Your instructions ::
Comb the records below for the string "this" and copy each line where it turns up.

▬▬▬▬▬▬

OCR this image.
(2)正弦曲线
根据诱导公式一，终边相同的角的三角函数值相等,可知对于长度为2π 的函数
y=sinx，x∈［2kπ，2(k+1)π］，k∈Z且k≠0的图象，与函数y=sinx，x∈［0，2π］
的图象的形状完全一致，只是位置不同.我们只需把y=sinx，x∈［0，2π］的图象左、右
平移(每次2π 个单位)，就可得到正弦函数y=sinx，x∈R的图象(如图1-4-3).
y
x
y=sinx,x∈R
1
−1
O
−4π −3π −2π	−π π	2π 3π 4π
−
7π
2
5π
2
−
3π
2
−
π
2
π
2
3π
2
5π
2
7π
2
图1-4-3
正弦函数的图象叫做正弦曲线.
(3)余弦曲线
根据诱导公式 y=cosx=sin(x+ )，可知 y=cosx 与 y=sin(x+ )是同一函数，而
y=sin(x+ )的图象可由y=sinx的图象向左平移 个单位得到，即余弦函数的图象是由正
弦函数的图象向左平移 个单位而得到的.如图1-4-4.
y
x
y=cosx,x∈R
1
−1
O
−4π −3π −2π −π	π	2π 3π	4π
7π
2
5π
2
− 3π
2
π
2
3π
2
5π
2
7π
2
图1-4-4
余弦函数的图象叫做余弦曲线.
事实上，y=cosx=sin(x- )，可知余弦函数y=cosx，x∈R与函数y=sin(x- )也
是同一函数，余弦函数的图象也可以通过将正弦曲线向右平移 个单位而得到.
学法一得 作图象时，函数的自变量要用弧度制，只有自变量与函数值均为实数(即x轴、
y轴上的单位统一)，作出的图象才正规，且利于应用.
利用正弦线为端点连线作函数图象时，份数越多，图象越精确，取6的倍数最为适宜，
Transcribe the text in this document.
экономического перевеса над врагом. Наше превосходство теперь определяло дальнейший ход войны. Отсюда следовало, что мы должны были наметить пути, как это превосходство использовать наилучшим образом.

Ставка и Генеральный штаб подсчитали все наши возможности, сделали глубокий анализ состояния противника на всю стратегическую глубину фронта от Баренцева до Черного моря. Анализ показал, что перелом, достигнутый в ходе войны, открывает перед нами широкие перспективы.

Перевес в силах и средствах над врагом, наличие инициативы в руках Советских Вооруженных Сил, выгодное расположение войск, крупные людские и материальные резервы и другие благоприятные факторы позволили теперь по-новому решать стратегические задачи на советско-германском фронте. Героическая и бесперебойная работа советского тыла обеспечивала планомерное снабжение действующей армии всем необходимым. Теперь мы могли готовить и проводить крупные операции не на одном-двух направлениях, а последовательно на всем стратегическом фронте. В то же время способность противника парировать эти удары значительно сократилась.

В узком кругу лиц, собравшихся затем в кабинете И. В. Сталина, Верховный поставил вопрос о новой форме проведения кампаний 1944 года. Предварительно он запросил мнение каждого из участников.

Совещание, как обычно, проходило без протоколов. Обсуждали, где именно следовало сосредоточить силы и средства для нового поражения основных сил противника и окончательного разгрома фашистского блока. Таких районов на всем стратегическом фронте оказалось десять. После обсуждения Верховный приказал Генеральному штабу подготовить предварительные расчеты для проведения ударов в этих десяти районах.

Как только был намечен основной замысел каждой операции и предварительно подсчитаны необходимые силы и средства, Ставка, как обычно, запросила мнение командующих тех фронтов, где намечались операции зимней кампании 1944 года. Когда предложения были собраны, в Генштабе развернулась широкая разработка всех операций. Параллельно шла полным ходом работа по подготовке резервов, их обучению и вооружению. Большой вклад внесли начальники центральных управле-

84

▬▬▬▬▬▬

Expected output ::
OCR this image.
Transcribe the text in this document.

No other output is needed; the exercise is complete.